- Short exercise -
Output every line below exactly.

___ The input

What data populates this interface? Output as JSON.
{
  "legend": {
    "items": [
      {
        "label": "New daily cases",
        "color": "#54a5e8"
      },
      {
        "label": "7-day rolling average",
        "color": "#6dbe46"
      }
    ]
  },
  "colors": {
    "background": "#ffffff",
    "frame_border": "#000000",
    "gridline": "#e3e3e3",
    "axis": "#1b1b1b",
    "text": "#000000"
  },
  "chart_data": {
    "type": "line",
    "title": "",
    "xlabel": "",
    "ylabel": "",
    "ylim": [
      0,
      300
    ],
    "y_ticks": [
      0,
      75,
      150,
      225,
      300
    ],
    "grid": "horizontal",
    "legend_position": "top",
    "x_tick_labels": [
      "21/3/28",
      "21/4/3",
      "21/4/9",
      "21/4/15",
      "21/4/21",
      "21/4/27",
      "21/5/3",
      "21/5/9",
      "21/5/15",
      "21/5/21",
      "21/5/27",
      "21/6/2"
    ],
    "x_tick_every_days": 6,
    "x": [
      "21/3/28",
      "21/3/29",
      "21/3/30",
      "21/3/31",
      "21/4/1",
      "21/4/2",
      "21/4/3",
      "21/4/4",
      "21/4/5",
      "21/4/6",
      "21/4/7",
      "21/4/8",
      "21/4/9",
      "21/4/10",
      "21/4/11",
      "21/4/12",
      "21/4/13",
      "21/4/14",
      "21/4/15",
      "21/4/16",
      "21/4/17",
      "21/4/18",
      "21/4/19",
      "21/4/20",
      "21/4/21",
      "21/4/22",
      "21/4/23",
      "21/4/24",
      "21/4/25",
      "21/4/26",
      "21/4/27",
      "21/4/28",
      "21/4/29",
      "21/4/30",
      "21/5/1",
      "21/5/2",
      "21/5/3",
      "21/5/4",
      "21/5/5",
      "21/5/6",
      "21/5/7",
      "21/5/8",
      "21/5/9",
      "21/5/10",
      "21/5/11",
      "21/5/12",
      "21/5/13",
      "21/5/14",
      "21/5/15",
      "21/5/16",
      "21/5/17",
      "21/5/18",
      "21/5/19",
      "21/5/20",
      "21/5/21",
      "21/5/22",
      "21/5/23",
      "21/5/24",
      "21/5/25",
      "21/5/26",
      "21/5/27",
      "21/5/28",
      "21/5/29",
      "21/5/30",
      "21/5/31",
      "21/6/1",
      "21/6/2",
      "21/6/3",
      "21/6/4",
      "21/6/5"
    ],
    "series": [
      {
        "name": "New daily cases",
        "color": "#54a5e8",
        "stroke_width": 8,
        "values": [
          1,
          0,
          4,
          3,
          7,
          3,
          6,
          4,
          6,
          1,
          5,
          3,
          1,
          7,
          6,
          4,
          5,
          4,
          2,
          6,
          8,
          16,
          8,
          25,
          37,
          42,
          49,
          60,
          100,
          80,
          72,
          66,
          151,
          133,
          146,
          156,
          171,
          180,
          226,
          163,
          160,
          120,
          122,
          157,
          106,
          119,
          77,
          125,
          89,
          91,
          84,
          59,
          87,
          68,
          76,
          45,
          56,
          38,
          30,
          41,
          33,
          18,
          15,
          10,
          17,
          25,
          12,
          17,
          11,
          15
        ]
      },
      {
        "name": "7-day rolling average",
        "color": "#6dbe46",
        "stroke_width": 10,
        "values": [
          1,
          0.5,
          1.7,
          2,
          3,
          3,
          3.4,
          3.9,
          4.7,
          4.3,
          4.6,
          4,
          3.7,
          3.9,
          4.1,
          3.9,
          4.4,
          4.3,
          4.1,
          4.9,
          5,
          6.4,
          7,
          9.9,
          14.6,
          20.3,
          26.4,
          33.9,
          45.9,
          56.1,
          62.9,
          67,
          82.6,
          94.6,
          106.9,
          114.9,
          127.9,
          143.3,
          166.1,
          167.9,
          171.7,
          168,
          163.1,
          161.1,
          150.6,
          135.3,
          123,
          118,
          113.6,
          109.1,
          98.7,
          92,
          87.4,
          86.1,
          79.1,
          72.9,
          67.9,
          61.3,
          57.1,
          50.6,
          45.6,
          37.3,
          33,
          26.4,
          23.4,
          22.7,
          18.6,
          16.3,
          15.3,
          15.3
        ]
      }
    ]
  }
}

______

- Result for this exercise -
What data populates this interface? Output as JSON.
{
  "legend": {
    "items": [
      {
        "label": "New daily cases",
        "color": "#54a5e8"
      },
      {
        "label": "7-day rolling average",
        "color": "#6dbe46"
      }
    ]
  },
  "colors": {
    "background": "#ffffff",
    "frame_border": "#000000",
    "gridline": "#e3e3e3",
    "axis": "#1b1b1b",
    "text": "#000000"
  },
  "chart_data": {
    "type": "line",
    "title": "",
    "xlabel": "",
    "ylabel": "",
    "ylim": [
      0,
      300
    ],
    "y_ticks": [
      0,
      75,
      150,
      225,
      300
    ],
    "grid": "horizontal",
    "legend_position": "top",
    "x_tick_labels": [
      "21/3/28",
      "21/4/3",
      "21/4/9",
      "21/4/15",
      "21/4/21",
      "21/4/27",
      "21/5/3",
      "21/5/9",
      "21/5/15",
      "21/5/21",
      "21/5/27",
      "21/6/2"
    ],
    "x_tick_every_days": 6,
    "x": [
      "21/3/28",
      "21/3/29",
      "21/3/30",
      "21/3/31",
      "21/4/1",
      "21/4/2",
      "21/4/3",
      "21/4/4",
      "21/4/5",
      "21/4/6",
      "21/4/7",
      "21/4/8",
      "21/4/9",
      "21/4/10",
      "21/4/11",
      "21/4/12",
      "21/4/13",
      "21/4/14",
      "21/4/15",
      "21/4/16",
      "21/4/17",
      "21/4/18",
      "21/4/19",
      "21/4/20",
      "21/4/21",
      "21/4/22",
      "21/4/23",
      "21/4/24",
      "21/4/25",
      "21/4/26",
      "21/4/27",
      "21/4/28",
      "21/4/29",
      "21/4/30",
      "21/5/1",
      "21/5/2",
      "21/5/3",
      "21/5/4",
      "21/5/5",
      "21/5/6",
      "21/5/7",
      "21/5/8",
      "21/5/9",
      "21/5/10",
      "21/5/11",
      "21/5/12",
      "21/5/13",
      "21/5/14",
      "21/5/15",
      "21/5/16",
      "21/5/17",
      "21/5/18",
      "21/5/19",
      "21/5/20",
      "21/5/21",
      "21/5/22",
      "21/5/23",
      "21/5/24",
      "21/5/25",
      "21/5/26",
      "21/5/27",
      "21/5/28",
      "21/5/29",
      "21/5/30",
      "21/5/31",
      "21/6/1",
      "21/6/2",
      "21/6/3",
      "21/6/4",
      "21/6/5"
    ],
    "series": [
      {
        "name": "New daily cases",
        "color": "#54a5e8",
        "stroke_width": 8,
        "values": [
          1,
          0,
          4,
          3,
          7,
          3,
          6,
          4,
          6,
          1,
          5,
          3,
          1,
          7,
          6,
          4,
          5,
          4,
          2,
          6,
          8,
          16,
          8,
          25,
          37,
          42,
          49,
          60,
          100,
          80,
          72,
          66,
          151,
          133,
          146,
          156,
          171,
          180,
          226,
          163,
          160,
          120,
          122,
          157,
          106,
          119,
          77,
          125,
          89,
          91,
          84,
          59,
          87,
          68,
          76,
          45,
          56,
          38,
          30,
          41,
          33,
          18,
          15,
          10,
          17,
          25,
          12,
          17,
          11,
          15
        ]
      },
      {
        "name": "7-day rolling average",
        "color": "#6dbe46",
        "stroke_width": 10,
        "values": [
          1,
          0.5,
          1.7,
          2,
          3,
          3,
          3.4,
          3.9,
          4.7,
          4.3,
          4.6,
          4,
          3.7,
          3.9,
          4.1,
          3.9,
          4.4,
          4.3,
          4.1,
          4.9,
          5,
          6.4,
          7,
          9.9,
          14.6,
          20.3,
          26.4,
          33.9,
          45.9,
          56.1,
          62.9,
          67,
          82.6,
          94.6,
          106.9,
          114.9,
          127.9,
          143.3,
          166.1,
          167.9,
          171.7,
          168,
          163.1,
          161.1,
          150.6,
          135.3,
          123,
          118,
          113.6,
          109.1,
          98.7,
          92,
          87.4,
          86.1,
          79.1,
          72.9,
          67.9,
          61.3,
          57.1,
          50.6,
          45.6,
          37.3,
          33,
          26.4,
          23.4,
          22.7,
          18.6,
          16.3,
          15.3,
          15.3
        ]
      }
    ]
  }
}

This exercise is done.